> **AIM OF THE TASK**
Scan the entries below and extract each line with the word "cycles" in it.

> **PROVIDED ENTRIES**
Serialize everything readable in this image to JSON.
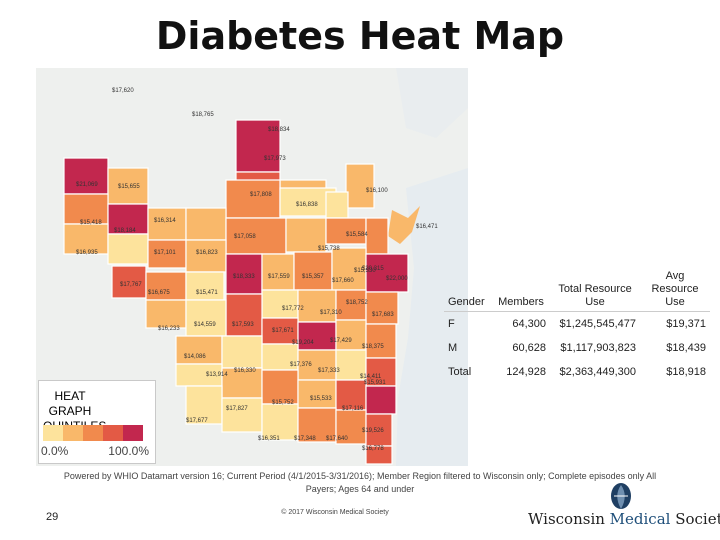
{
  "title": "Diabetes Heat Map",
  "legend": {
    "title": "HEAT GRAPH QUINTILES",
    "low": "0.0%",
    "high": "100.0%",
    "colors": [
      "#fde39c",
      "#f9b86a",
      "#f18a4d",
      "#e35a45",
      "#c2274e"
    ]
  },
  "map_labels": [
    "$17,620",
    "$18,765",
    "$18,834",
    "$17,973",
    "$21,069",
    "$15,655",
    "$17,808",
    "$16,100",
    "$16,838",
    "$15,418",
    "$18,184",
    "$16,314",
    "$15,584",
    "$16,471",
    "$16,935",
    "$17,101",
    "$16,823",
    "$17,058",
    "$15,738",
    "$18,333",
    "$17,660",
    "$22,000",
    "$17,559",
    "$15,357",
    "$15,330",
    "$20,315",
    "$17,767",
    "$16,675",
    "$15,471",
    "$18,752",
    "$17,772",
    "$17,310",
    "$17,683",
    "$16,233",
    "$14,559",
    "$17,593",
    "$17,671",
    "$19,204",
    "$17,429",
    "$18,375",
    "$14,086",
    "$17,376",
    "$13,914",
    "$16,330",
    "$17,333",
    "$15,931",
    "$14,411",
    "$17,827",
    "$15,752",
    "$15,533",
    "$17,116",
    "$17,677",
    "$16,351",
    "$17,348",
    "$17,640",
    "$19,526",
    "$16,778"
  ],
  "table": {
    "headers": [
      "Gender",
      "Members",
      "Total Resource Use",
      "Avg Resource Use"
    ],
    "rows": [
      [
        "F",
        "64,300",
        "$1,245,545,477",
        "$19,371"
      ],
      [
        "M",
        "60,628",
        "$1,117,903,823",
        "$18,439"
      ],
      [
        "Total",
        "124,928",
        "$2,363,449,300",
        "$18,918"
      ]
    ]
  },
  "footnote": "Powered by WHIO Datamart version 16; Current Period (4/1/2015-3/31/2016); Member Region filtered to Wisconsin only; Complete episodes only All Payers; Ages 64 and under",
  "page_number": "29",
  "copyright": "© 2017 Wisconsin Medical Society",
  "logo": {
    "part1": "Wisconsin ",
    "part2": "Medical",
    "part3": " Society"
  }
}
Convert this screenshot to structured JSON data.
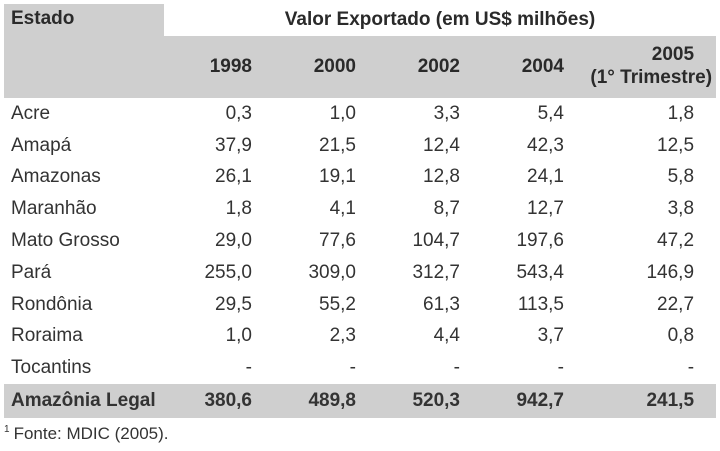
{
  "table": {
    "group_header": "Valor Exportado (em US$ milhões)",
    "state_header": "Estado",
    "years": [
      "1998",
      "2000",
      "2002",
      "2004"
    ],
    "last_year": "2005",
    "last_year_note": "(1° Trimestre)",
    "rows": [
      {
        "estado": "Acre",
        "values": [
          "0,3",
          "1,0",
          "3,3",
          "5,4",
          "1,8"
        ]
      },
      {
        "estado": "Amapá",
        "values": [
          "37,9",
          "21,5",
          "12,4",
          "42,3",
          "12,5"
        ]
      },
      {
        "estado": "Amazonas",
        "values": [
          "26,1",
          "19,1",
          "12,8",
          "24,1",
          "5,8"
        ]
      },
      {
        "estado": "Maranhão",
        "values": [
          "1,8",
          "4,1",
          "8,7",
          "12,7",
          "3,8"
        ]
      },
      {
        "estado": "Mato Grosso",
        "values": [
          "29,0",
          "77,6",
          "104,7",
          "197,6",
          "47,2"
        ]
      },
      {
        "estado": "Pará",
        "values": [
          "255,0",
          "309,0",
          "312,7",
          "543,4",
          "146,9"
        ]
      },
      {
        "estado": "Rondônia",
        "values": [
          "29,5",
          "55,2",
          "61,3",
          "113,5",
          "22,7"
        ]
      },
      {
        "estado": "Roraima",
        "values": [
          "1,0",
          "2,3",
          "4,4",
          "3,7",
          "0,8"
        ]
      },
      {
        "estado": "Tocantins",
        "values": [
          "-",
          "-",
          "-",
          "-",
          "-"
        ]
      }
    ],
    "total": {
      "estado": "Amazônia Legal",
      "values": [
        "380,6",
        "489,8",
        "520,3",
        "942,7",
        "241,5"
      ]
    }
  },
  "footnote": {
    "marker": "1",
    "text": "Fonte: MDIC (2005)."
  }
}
==
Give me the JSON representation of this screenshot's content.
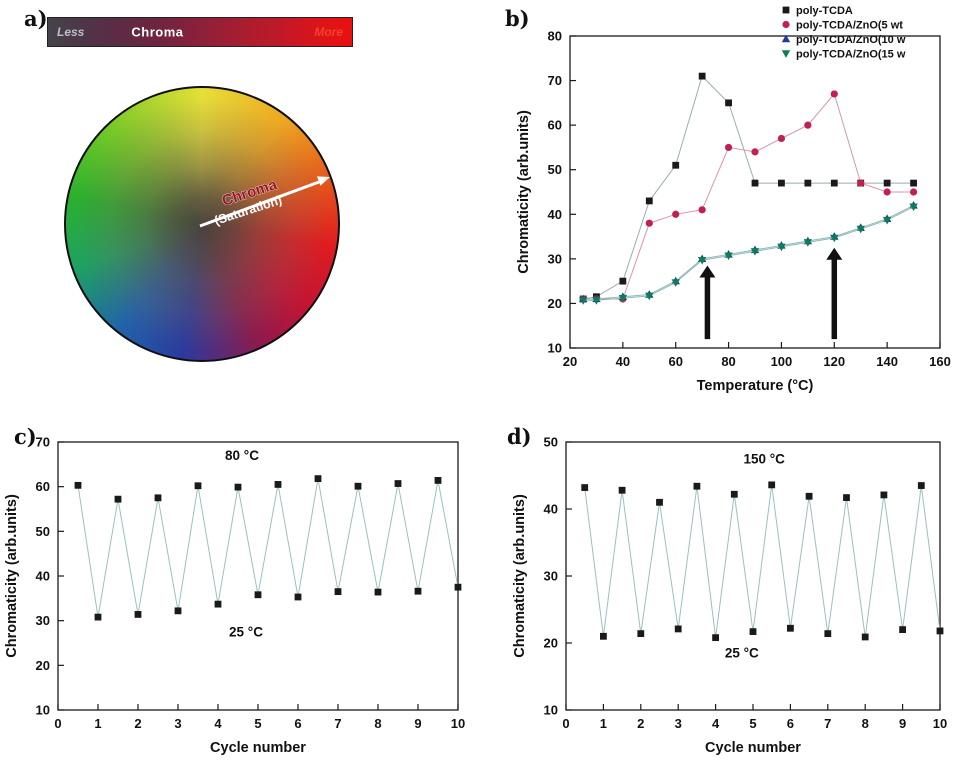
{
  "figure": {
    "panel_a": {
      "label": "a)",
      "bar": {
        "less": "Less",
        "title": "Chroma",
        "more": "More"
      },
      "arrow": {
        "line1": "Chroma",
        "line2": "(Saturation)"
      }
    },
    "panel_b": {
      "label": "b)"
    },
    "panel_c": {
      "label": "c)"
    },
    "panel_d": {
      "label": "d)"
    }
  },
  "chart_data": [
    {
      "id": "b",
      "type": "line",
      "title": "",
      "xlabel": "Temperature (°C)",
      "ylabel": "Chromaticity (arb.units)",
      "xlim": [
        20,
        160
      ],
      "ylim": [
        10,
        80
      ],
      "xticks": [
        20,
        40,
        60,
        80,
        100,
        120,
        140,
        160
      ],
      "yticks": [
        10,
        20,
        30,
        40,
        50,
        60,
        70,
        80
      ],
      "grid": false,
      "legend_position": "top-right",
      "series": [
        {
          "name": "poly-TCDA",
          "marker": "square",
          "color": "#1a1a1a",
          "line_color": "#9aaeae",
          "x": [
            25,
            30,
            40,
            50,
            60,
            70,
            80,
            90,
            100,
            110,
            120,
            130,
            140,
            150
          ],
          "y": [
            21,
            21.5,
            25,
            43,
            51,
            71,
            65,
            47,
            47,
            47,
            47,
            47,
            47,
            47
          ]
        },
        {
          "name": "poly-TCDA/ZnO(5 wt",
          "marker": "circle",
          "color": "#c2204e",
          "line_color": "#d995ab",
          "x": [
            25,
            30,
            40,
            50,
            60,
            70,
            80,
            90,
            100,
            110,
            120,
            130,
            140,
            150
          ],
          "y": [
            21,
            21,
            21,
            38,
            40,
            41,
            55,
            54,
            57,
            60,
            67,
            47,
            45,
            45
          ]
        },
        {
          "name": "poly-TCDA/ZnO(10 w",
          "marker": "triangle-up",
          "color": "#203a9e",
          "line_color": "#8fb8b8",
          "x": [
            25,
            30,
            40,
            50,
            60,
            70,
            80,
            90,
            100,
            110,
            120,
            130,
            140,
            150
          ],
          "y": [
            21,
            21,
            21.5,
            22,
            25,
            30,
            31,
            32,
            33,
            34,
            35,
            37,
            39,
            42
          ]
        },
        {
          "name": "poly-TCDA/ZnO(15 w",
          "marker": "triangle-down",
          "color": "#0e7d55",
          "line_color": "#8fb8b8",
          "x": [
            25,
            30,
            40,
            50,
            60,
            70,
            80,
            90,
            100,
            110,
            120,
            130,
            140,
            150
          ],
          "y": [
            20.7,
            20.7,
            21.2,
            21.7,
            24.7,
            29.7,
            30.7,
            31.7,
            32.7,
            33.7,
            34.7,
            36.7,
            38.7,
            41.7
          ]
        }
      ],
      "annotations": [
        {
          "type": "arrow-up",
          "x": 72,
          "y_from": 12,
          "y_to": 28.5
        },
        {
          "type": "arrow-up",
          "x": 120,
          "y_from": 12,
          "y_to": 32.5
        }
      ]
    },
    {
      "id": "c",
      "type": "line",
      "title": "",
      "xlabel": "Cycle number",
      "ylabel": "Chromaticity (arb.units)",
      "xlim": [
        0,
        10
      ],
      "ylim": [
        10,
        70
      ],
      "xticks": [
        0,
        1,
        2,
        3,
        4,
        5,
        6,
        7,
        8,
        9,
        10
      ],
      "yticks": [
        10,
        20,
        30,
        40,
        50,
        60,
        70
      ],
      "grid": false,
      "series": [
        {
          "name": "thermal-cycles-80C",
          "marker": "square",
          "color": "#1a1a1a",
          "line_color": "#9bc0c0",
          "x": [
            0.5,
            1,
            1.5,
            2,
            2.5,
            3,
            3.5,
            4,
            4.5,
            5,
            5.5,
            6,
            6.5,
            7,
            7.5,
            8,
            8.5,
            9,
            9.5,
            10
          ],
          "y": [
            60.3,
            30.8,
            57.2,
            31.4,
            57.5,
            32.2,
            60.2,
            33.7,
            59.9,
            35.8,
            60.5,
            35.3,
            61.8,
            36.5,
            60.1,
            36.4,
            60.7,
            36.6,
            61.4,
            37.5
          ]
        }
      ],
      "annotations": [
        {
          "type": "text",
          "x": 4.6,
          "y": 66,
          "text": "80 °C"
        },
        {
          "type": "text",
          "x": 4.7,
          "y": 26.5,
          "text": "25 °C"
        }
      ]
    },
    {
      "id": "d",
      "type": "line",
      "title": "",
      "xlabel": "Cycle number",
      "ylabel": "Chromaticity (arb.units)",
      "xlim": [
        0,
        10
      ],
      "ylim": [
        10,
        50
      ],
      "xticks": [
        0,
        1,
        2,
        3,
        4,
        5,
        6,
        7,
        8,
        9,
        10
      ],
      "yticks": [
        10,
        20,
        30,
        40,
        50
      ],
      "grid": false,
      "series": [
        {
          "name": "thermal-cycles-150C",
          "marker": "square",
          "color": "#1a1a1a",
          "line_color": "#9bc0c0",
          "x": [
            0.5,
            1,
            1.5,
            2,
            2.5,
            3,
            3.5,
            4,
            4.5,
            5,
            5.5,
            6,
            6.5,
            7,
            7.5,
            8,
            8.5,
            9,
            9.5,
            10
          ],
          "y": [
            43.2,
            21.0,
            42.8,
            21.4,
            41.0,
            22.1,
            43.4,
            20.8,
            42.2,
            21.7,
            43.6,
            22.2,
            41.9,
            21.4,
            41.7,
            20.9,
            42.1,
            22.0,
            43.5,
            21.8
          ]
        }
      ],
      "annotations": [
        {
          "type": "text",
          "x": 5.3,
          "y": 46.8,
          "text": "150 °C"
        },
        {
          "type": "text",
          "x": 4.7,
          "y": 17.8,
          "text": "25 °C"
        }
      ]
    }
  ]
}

> **COMPLETED EXERCISE**
          "name": "thermal-cycles-80C",
          "name": "thermal-cycles-150C",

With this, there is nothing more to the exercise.